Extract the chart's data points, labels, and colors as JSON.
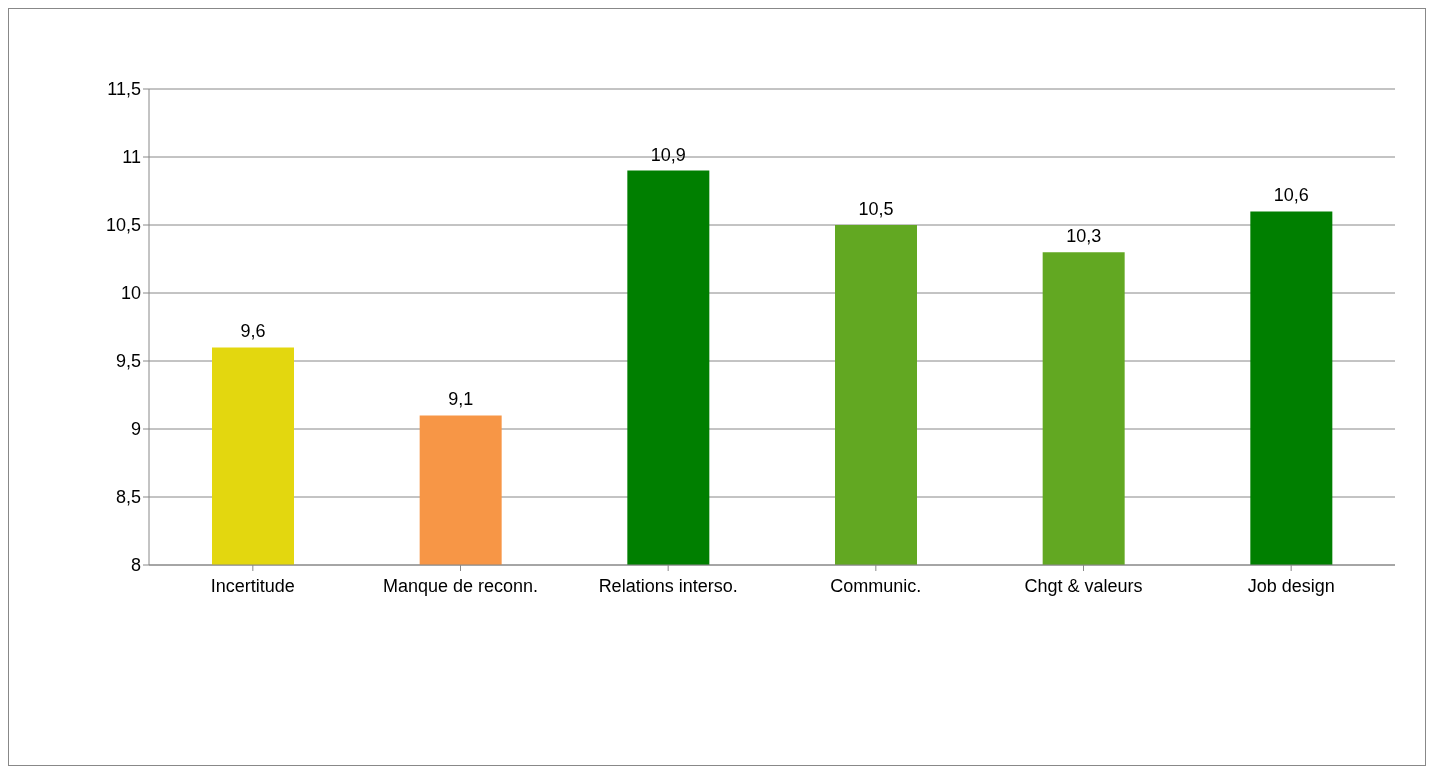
{
  "chart_data": {
    "type": "bar",
    "categories": [
      "Incertitude",
      "Manque de reconn.",
      "Relations interso.",
      "Communic.",
      "Chgt & valeurs",
      "Job design"
    ],
    "values": [
      9.6,
      9.1,
      10.9,
      10.5,
      10.3,
      10.6
    ],
    "colors": [
      "#e3d70f",
      "#f79646",
      "#007f00",
      "#62a822",
      "#62a822",
      "#007f00"
    ],
    "value_labels": [
      "9,6",
      "9,1",
      "10,9",
      "10,5",
      "10,3",
      "10,6"
    ],
    "ylim": [
      8,
      11.5
    ],
    "yticks": [
      8,
      {
        "value": 8.5,
        "label": "8,5"
      },
      9,
      {
        "value": 9.5,
        "label": "9,5"
      },
      10,
      {
        "value": 10.5,
        "label": "10,5"
      },
      11,
      {
        "value": 11.5,
        "label": "11,5"
      }
    ],
    "grid": "y",
    "legend": false
  }
}
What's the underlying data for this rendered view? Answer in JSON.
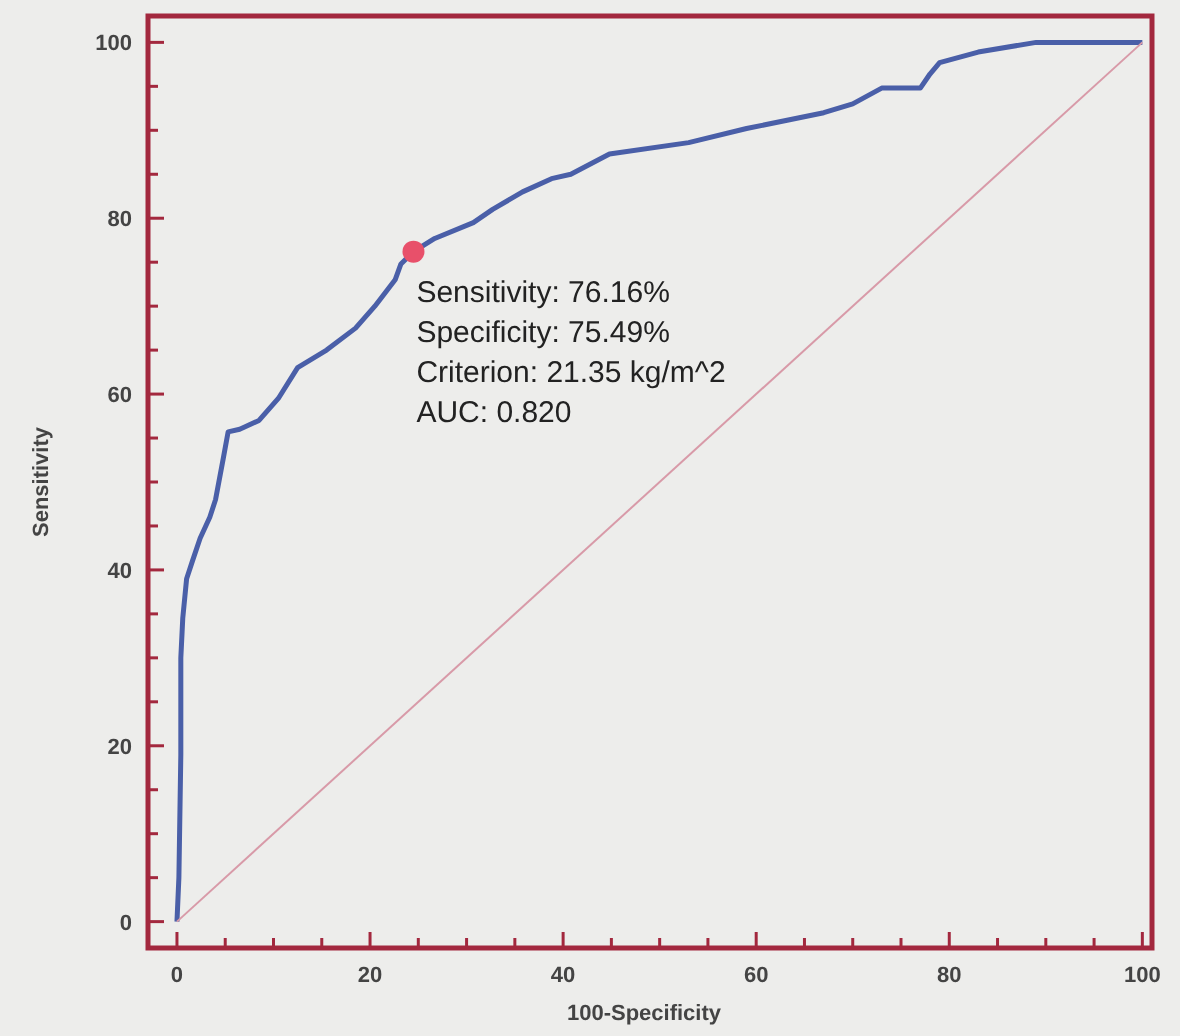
{
  "chart_data": {
    "type": "line",
    "xlabel": "100-Specificity",
    "ylabel": "Sensitivity",
    "xlim": [
      -3,
      101
    ],
    "ylim": [
      -3,
      103
    ],
    "xticks": [
      0,
      {
        "value": 5,
        "label": null
      },
      {
        "value": 10,
        "label": null
      },
      {
        "value": 15,
        "label": null
      },
      20,
      {
        "value": 25,
        "label": null
      },
      {
        "value": 30,
        "label": null
      },
      {
        "value": 35,
        "label": null
      },
      40,
      {
        "value": 45,
        "label": null
      },
      {
        "value": 50,
        "label": null
      },
      {
        "value": 55,
        "label": null
      },
      60,
      {
        "value": 65,
        "label": null
      },
      {
        "value": 70,
        "label": null
      },
      {
        "value": 75,
        "label": null
      },
      80,
      {
        "value": 85,
        "label": null
      },
      {
        "value": 90,
        "label": null
      },
      {
        "value": 95,
        "label": null
      },
      100
    ],
    "yticks": [
      0,
      {
        "value": 5,
        "label": null
      },
      {
        "value": 10,
        "label": null
      },
      {
        "value": 15,
        "label": null
      },
      20,
      {
        "value": 25,
        "label": null
      },
      {
        "value": 30,
        "label": null
      },
      {
        "value": 35,
        "label": null
      },
      40,
      {
        "value": 45,
        "label": null
      },
      {
        "value": 50,
        "label": null
      },
      {
        "value": 55,
        "label": null
      },
      60,
      {
        "value": 65,
        "label": null
      },
      {
        "value": 70,
        "label": null
      },
      {
        "value": 75,
        "label": null
      },
      80,
      {
        "value": 85,
        "label": null
      },
      {
        "value": 90,
        "label": null
      },
      {
        "value": 95,
        "label": null
      },
      100
    ],
    "grid": false,
    "marker": "none",
    "line_style": "solid",
    "annotations": [
      "Sensitivity: 76.16%",
      "Specificity: 75.49%",
      "Criterion: 21.35 kg/m^2",
      "AUC: 0.820"
    ],
    "series": [
      {
        "color": "#4a5fa8",
        "x": [
          0,
          0.2,
          0.4,
          0.4,
          0.6,
          1,
          1.6,
          2.4,
          3.4,
          4,
          4.8,
          5.3,
          6.5,
          8.5,
          10.5,
          12.5,
          15.5,
          18.5,
          20.5,
          22.6,
          23.2,
          24.5,
          26.7,
          30.7,
          32.7,
          35.8,
          38.8,
          40.8,
          44.8,
          53,
          59,
          67,
          70,
          73,
          77,
          78,
          79,
          83,
          89,
          96,
          100
        ],
        "values": [
          0,
          5,
          19,
          30,
          34.5,
          39,
          41,
          43.6,
          46,
          48,
          52.7,
          55.7,
          56,
          57,
          59.5,
          63,
          65,
          67.5,
          70,
          73,
          74.8,
          76.2,
          77.7,
          79.5,
          81,
          83,
          84.5,
          85,
          87.3,
          88.6,
          90.2,
          92,
          93,
          94.8,
          94.8,
          96.4,
          97.7,
          98.9,
          100,
          100,
          100
        ]
      },
      {
        "color": "#d89aa8",
        "x": [
          0,
          100
        ],
        "values": [
          0,
          100
        ]
      },
      {
        "type": "scatter",
        "color": "#e8506a",
        "marker": "circle",
        "x": [
          24.5
        ],
        "values": [
          76.2
        ]
      }
    ]
  }
}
◇ ◇ ◇
#### TASK PROMPT:
Make a word-for-word copy of the entries, without any pictures.

#### THE RESPONSE:
Extract the chart's data points, labels, and colors as JSON.
{
  "chart_data": {
    "type": "bar",
    "categories": [
      "Incertitude",
      "Manque de reconn.",
      "Relations interso.",
      "Communic.",
      "Chgt & valeurs",
      "Job design"
    ],
    "values": [
      9.6,
      9.1,
      10.9,
      10.5,
      10.3,
      10.6
    ],
    "colors": [
      "#e3d70f",
      "#f79646",
      "#007f00",
      "#62a822",
      "#62a822",
      "#007f00"
    ],
    "value_labels": [
      "9,6",
      "9,1",
      "10,9",
      "10,5",
      "10,3",
      "10,6"
    ],
    "ylim": [
      8,
      11.5
    ],
    "yticks": [
      8,
      {
        "value": 8.5,
        "label": "8,5"
      },
      9,
      {
        "value": 9.5,
        "label": "9,5"
      },
      10,
      {
        "value": 10.5,
        "label": "10,5"
      },
      11,
      {
        "value": 11.5,
        "label": "11,5"
      }
    ],
    "grid": "y",
    "legend": false
  }
}
What's the underlying data for this rendered view? Answer in JSON.
{
  "chart_data": {
    "type": "line",
    "xlabel": "100-Specificity",
    "ylabel": "Sensitivity",
    "xlim": [
      -3,
      101
    ],
    "ylim": [
      -3,
      103
    ],
    "xticks": [
      0,
      {
        "value": 5,
        "label": null
      },
      {
        "value": 10,
        "label": null
      },
      {
        "value": 15,
        "label": null
      },
      20,
      {
        "value": 25,
        "label": null
      },
      {
        "value": 30,
        "label": null
      },
      {
        "value": 35,
        "label": null
      },
      40,
      {
        "value": 45,
        "label": null
      },
      {
        "value": 50,
        "label": null
      },
      {
        "value": 55,
        "label": null
      },
      60,
      {
        "value": 65,
        "label": null
      },
      {
        "value": 70,
        "label": null
      },
      {
        "value": 75,
        "label": null
      },
      80,
      {
        "value": 85,
        "label": null
      },
      {
        "value": 90,
        "label": null
      },
      {
        "value": 95,
        "label": null
      },
      100
    ],
    "yticks": [
      0,
      {
        "value": 5,
        "label": null
      },
      {
        "value": 10,
        "label": null
      },
      {
        "value": 15,
        "label": null
      },
      20,
      {
        "value": 25,
        "label": null
      },
      {
        "value": 30,
        "label": null
      },
      {
        "value": 35,
        "label": null
      },
      40,
      {
        "value": 45,
        "label": null
      },
      {
        "value": 50,
        "label": null
      },
      {
        "value": 55,
        "label": null
      },
      60,
      {
        "value": 65,
        "label": null
      },
      {
        "value": 70,
        "label": null
      },
      {
        "value": 75,
        "label": null
      },
      80,
      {
        "value": 85,
        "label": null
      },
      {
        "value": 90,
        "label": null
      },
      {
        "value": 95,
        "label": null
      },
      100
    ],
    "grid": false,
    "marker": "none",
    "line_style": "solid",
    "annotations": [
      "Sensitivity: 76.16%",
      "Specificity: 75.49%",
      "Criterion: 21.35 kg/m^2",
      "AUC: 0.820"
    ],
    "series": [
      {
        "color": "#4a5fa8",
        "x": [
          0,
          0.2,
          0.4,
          0.4,
          0.6,
          1,
          1.6,
          2.4,
          3.4,
          4,
          4.8,
          5.3,
          6.5,
          8.5,
          10.5,
          12.5,
          15.5,
          18.5,
          20.5,
          22.6,
          23.2,
          24.5,
          26.7,
          30.7,
          32.7,
          35.8,
          38.8,
          40.8,
          44.8,
          53,
          59,
          67,
          70,
          73,
          77,
          78,
          79,
          83,
          89,
          96,
          100
        ],
        "values": [
          0,
          5,
          19,
          30,
          34.5,
          39,
          41,
          43.6,
          46,
          48,
          52.7,
          55.7,
          56,
          57,
          59.5,
          63,
          65,
          67.5,
          70,
          73,
          74.8,
          76.2,
          77.7,
          79.5,
          81,
          83,
          84.5,
          85,
          87.3,
          88.6,
          90.2,
          92,
          93,
          94.8,
          94.8,
          96.4,
          97.7,
          98.9,
          100,
          100,
          100
        ]
      },
      {
        "color": "#d89aa8",
        "x": [
          0,
          100
        ],
        "values": [
          0,
          100
        ]
      },
      {
        "type": "scatter",
        "color": "#e8506a",
        "marker": "circle",
        "x": [
          24.5
        ],
        "values": [
          76.2
        ]
      }
    ]
  }
}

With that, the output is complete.